Task material.
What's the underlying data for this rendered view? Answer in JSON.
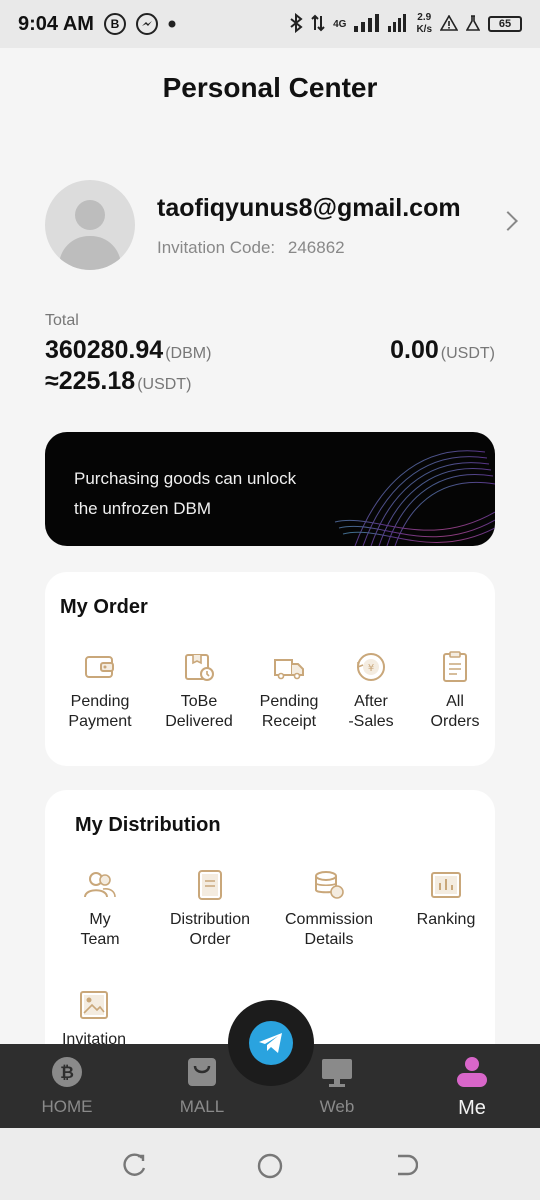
{
  "status_bar": {
    "time": "9:04 AM",
    "b_badge": "B",
    "network": "4G",
    "speed_value": "2.9",
    "speed_unit": "K/s",
    "battery": "65"
  },
  "header": {
    "title": "Personal Center"
  },
  "profile": {
    "email": "taofiqyunus8@gmail.com",
    "invitation_label": "Invitation Code:",
    "invitation_code": "246862"
  },
  "totals": {
    "label": "Total",
    "dbm_value": "360280.94",
    "dbm_unit": "(DBM)",
    "approx_value": "≈225.18",
    "approx_unit": "(USDT)",
    "usdt_value": "0.00",
    "usdt_unit": "(USDT)"
  },
  "banner": {
    "line1": "Purchasing goods can unlock",
    "line2": "the unfrozen DBM"
  },
  "my_order": {
    "title": "My Order",
    "items": [
      {
        "line1": "Pending",
        "line2": "Payment",
        "icon": "wallet-icon"
      },
      {
        "line1": "ToBe",
        "line2": "Delivered",
        "icon": "box-clock-icon"
      },
      {
        "line1": "Pending",
        "line2": "Receipt",
        "icon": "truck-icon"
      },
      {
        "line1": "After",
        "line2": "-Sales",
        "icon": "refund-icon"
      },
      {
        "line1": "All",
        "line2": "Orders",
        "icon": "clipboard-icon"
      }
    ]
  },
  "my_distribution": {
    "title": "My Distribution",
    "items": [
      {
        "line1": "My",
        "line2": "Team",
        "icon": "team-icon"
      },
      {
        "line1": "Distribution",
        "line2": "Order",
        "icon": "document-icon"
      },
      {
        "line1": "Commission",
        "line2": "Details",
        "icon": "coins-icon"
      },
      {
        "line1": "Ranking",
        "line2": "",
        "icon": "bar-chart-icon"
      },
      {
        "line1": "Invitation",
        "line2": "",
        "icon": "image-icon"
      }
    ]
  },
  "bottom_nav": {
    "items": [
      {
        "label": "HOME",
        "icon": "bitcoin-icon"
      },
      {
        "label": "MALL",
        "icon": "shopping-bag-icon"
      },
      {
        "label": "Web",
        "icon": "monitor-icon"
      },
      {
        "label": "Me",
        "icon": "person-icon",
        "active": true
      }
    ],
    "fab_icon": "telegram-icon"
  },
  "colors": {
    "accent_gold": "#c9a77a",
    "active_pink": "#d866c9",
    "telegram_blue": "#2aa3df"
  }
}
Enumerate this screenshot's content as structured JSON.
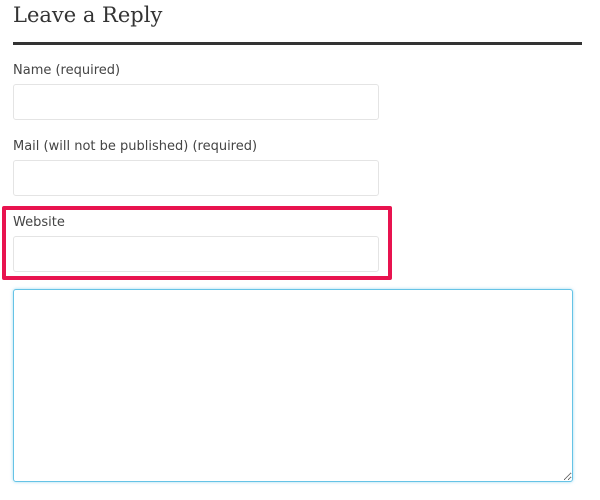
{
  "reply": {
    "title": "Leave a Reply",
    "name_field": {
      "label": "Name (required)",
      "value": "",
      "placeholder": ""
    },
    "mail_field": {
      "label": "Mail (will not be published) (required)",
      "value": "",
      "placeholder": ""
    },
    "website_field": {
      "label": "Website",
      "value": "",
      "placeholder": ""
    },
    "comment_field": {
      "value": "",
      "placeholder": ""
    }
  },
  "colors": {
    "heading_rule": "#333333",
    "highlight_border": "#e8134f",
    "focus_border": "#66c3e6",
    "input_border": "#e4e4e4"
  }
}
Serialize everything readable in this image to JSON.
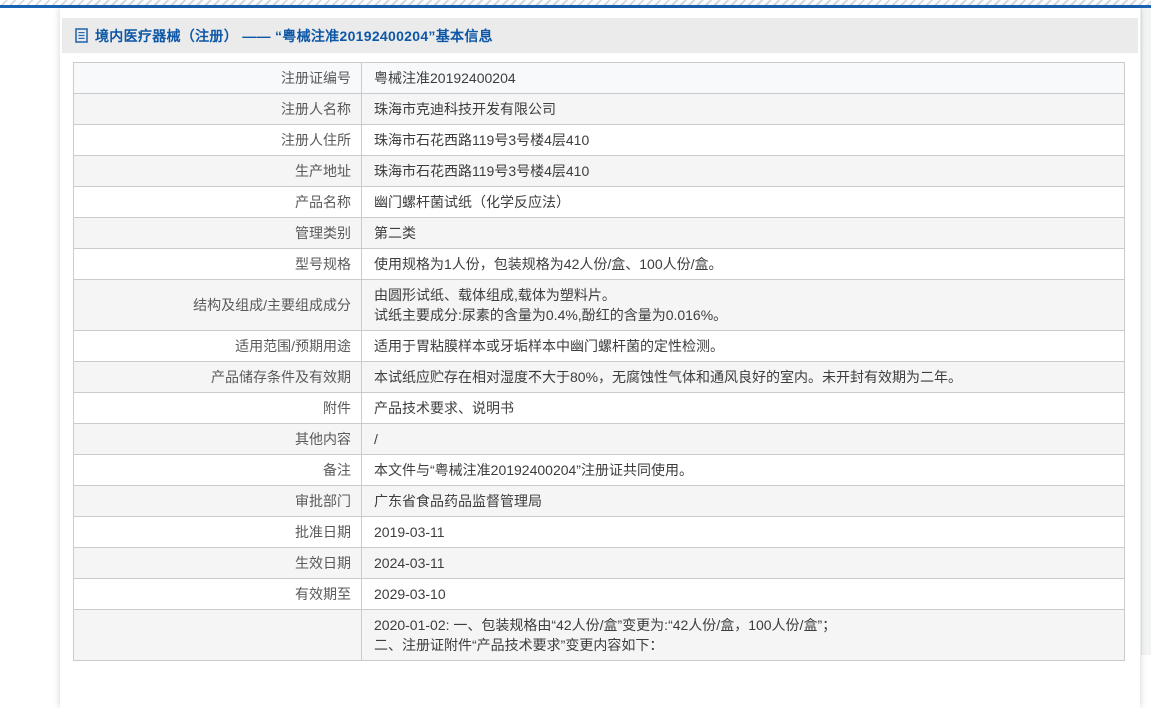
{
  "header": {
    "icon": "document-icon",
    "title": "境内医疗器械（注册） —— “粤械注准20192400204”基本信息"
  },
  "colors": {
    "accent_line_blue": "#1a63b4",
    "title_blue": "#0d57a7",
    "title_bar_bg": "#ebebeb",
    "row_alt_bg": "#f5f5f5",
    "first_row_bg": "#f7f9fb",
    "table_border": "#cbcbcb",
    "label_text": "#5a5a5a",
    "value_text": "#3d3d3d"
  },
  "table": {
    "rows": [
      {
        "label": "注册证编号",
        "lines": [
          "粤械注准20192400204"
        ]
      },
      {
        "label": "注册人名称",
        "lines": [
          "珠海市克迪科技开发有限公司"
        ]
      },
      {
        "label": "注册人住所",
        "lines": [
          "珠海市石花西路119号3号楼4层410"
        ]
      },
      {
        "label": "生产地址",
        "lines": [
          "珠海市石花西路119号3号楼4层410"
        ]
      },
      {
        "label": "产品名称",
        "lines": [
          "幽门螺杆菌试纸（化学反应法）"
        ]
      },
      {
        "label": "管理类别",
        "lines": [
          "第二类"
        ]
      },
      {
        "label": "型号规格",
        "lines": [
          "使用规格为1人份，包装规格为42人份/盒、100人份/盒。"
        ]
      },
      {
        "label": "结构及组成/主要组成成分",
        "lines": [
          "由圆形试纸、载体组成,载体为塑料片。",
          "试纸主要成分:尿素的含量为0.4%,酚红的含量为0.016%。"
        ]
      },
      {
        "label": "适用范围/预期用途",
        "lines": [
          "适用于胃粘膜样本或牙垢样本中幽门螺杆菌的定性检测。"
        ]
      },
      {
        "label": "产品储存条件及有效期",
        "lines": [
          "本试纸应贮存在相对湿度不大于80%，无腐蚀性气体和通风良好的室内。未开封有效期为二年。"
        ]
      },
      {
        "label": "附件",
        "lines": [
          "产品技术要求、说明书"
        ]
      },
      {
        "label": "其他内容",
        "lines": [
          "/"
        ]
      },
      {
        "label": "备注",
        "lines": [
          "本文件与“粤械注准20192400204”注册证共同使用。"
        ]
      },
      {
        "label": "审批部门",
        "lines": [
          "广东省食品药品监督管理局"
        ]
      },
      {
        "label": "批准日期",
        "lines": [
          "2019-03-11"
        ]
      },
      {
        "label": "生效日期",
        "lines": [
          "2024-03-11"
        ]
      },
      {
        "label": "有效期至",
        "lines": [
          "2029-03-10"
        ]
      },
      {
        "label": "",
        "lines": [
          "2020-01-02: 一、包装规格由“42人份/盒”变更为:“42人份/盒，100人份/盒”；",
          "二、注册证附件“产品技术要求”变更内容如下："
        ]
      }
    ]
  }
}
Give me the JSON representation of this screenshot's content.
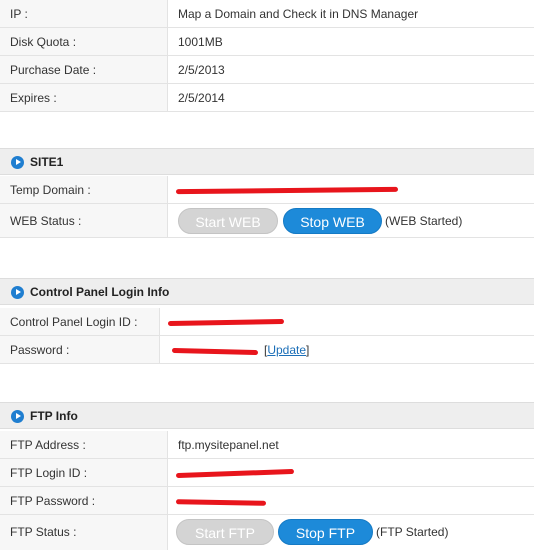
{
  "account": {
    "ip_label": "IP :",
    "ip_value": "Map a Domain and Check it in DNS Manager",
    "quota_label": "Disk Quota :",
    "quota_value": "1001MB",
    "purchase_label": "Purchase Date :",
    "purchase_value": "2/5/2013",
    "expires_label": "Expires :",
    "expires_value": "2/5/2014"
  },
  "site": {
    "title": "SITE1",
    "temp_domain_label": "Temp Domain :",
    "web_status_label": "WEB Status :",
    "start_web_label": "Start WEB",
    "stop_web_label": "Stop WEB",
    "web_status_text": "(WEB Started)"
  },
  "control_panel": {
    "title": "Control Panel Login Info",
    "login_id_label": "Control Panel Login ID :",
    "password_label": "Password :",
    "update_open": "[",
    "update_link": "Update",
    "update_close": "]"
  },
  "ftp": {
    "title": "FTP Info",
    "address_label": "FTP Address :",
    "address_value": "ftp.mysitepanel.net",
    "login_label": "FTP Login ID :",
    "password_label": "FTP Password :",
    "status_label": "FTP Status :",
    "start_ftp_label": "Start FTP",
    "stop_ftp_label": "Stop FTP",
    "ftp_status_text": "(FTP Started)"
  },
  "colors": {
    "accent": "#1d8ad9",
    "redaction": "#e8151c",
    "disabled_button": "#d4d4d4"
  }
}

Task objective.
Take every line that includes the string "Stop" and copy it.

Finished answer.
    "stop_web_label": "Stop WEB",
    "stop_ftp_label": "Stop FTP",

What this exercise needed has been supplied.